## [What you are asked to do]
Report how many lines of the records below include the word "average". Give nothing but the number.

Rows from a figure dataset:
------------------------

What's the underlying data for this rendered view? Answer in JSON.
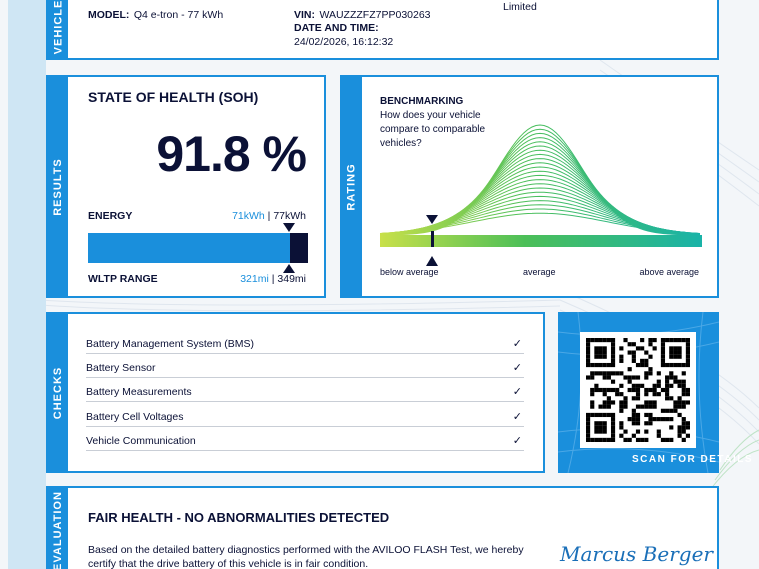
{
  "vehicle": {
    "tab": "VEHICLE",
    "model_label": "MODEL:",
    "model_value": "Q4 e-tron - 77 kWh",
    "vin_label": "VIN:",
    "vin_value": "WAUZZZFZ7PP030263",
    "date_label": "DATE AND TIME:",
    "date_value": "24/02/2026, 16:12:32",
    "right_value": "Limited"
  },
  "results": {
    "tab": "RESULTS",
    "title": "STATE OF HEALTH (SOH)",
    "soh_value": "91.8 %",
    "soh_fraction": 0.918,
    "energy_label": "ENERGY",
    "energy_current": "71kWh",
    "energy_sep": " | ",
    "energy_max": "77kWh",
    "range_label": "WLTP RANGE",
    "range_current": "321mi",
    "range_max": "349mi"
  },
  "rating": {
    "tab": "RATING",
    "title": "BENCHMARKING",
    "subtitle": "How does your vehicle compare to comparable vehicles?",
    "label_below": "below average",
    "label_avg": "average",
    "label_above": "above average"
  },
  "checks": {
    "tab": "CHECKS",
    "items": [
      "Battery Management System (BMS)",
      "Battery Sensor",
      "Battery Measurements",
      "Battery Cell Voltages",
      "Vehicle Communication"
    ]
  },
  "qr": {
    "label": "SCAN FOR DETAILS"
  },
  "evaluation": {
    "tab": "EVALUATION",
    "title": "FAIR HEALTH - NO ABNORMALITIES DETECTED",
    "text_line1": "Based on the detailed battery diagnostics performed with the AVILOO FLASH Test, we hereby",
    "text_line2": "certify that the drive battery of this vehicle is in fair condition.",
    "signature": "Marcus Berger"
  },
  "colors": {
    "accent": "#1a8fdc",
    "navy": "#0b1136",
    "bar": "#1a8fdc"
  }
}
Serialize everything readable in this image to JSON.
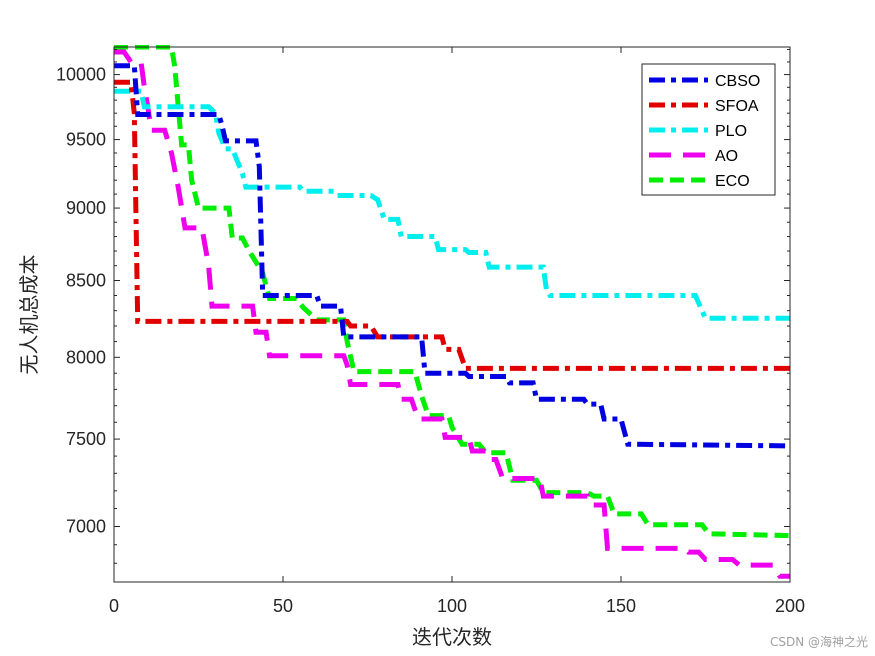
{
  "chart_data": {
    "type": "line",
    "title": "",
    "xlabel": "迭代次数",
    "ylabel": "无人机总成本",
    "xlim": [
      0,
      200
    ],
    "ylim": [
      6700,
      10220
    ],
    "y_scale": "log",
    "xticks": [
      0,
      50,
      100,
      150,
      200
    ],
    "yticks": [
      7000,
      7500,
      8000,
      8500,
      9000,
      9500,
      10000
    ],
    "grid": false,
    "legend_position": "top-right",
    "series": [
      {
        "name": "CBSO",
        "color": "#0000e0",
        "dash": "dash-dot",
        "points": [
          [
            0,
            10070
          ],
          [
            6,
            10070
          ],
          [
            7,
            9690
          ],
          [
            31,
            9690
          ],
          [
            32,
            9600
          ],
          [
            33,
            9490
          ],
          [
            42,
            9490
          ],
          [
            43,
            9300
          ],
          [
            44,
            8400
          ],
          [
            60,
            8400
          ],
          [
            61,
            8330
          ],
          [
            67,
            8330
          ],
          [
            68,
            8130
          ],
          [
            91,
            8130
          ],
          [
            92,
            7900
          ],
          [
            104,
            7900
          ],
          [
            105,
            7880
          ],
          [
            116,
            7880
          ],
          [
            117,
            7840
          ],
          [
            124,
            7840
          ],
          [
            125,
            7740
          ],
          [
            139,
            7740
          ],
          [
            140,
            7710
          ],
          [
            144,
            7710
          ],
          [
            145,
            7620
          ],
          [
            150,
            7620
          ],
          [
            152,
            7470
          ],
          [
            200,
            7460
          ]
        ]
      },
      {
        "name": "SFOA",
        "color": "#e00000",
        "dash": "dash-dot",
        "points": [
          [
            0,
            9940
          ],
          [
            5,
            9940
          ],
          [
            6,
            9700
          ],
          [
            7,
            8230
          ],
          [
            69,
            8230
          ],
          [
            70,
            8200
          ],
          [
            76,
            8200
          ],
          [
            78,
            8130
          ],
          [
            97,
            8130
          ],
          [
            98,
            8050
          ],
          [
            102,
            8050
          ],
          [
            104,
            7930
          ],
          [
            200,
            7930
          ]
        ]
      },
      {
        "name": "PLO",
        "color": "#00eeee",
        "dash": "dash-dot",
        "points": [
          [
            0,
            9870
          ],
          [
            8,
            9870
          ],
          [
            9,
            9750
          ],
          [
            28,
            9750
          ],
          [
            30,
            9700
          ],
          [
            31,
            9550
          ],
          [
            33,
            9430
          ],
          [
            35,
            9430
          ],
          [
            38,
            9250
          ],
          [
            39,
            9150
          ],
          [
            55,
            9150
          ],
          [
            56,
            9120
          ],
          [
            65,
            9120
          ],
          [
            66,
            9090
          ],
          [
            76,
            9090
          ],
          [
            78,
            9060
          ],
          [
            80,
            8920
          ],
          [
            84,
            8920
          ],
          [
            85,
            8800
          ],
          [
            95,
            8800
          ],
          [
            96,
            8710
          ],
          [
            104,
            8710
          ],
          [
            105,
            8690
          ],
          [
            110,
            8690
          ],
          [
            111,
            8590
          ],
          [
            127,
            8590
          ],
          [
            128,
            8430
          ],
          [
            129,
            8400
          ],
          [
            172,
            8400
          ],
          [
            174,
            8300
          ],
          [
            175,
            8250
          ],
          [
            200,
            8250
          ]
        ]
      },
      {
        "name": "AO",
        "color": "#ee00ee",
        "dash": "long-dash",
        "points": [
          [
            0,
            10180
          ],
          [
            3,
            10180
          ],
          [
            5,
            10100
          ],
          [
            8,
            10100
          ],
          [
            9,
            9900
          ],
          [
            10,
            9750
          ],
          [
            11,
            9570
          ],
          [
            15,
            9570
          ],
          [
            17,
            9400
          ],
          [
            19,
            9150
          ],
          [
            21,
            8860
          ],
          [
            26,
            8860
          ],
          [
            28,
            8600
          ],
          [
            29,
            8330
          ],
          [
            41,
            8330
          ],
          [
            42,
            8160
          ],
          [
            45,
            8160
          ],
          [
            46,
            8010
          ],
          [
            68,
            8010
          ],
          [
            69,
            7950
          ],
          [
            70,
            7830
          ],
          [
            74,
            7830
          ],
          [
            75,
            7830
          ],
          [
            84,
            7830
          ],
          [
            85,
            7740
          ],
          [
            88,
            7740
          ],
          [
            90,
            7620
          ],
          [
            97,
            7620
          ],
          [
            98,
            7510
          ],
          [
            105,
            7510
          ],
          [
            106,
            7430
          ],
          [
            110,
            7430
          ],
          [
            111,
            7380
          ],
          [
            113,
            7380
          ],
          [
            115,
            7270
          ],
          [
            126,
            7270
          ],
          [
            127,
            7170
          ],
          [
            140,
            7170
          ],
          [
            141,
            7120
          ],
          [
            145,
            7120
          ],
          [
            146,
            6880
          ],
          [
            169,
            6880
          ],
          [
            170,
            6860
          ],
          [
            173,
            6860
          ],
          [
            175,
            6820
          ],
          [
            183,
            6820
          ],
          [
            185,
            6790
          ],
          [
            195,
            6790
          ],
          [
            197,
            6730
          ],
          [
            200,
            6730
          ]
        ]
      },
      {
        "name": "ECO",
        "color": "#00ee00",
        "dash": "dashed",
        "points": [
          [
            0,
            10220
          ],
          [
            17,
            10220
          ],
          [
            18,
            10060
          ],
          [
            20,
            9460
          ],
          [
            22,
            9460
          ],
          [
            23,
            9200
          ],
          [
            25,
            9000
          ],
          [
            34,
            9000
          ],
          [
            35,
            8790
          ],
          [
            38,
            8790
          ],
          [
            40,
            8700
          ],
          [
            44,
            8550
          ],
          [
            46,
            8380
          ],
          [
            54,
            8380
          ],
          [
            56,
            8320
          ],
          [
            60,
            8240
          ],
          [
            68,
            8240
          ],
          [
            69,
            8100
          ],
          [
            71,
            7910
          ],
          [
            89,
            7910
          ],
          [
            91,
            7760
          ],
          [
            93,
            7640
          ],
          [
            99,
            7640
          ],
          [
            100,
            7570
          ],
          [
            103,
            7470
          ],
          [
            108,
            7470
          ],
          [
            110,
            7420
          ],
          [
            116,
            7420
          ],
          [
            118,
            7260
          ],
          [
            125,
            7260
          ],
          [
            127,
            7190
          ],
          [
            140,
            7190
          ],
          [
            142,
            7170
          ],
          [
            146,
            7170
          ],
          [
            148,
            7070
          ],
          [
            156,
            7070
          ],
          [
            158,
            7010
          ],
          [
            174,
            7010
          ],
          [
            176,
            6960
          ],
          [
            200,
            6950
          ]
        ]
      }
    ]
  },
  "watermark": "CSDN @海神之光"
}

------------------------

## [Solution for this task]
3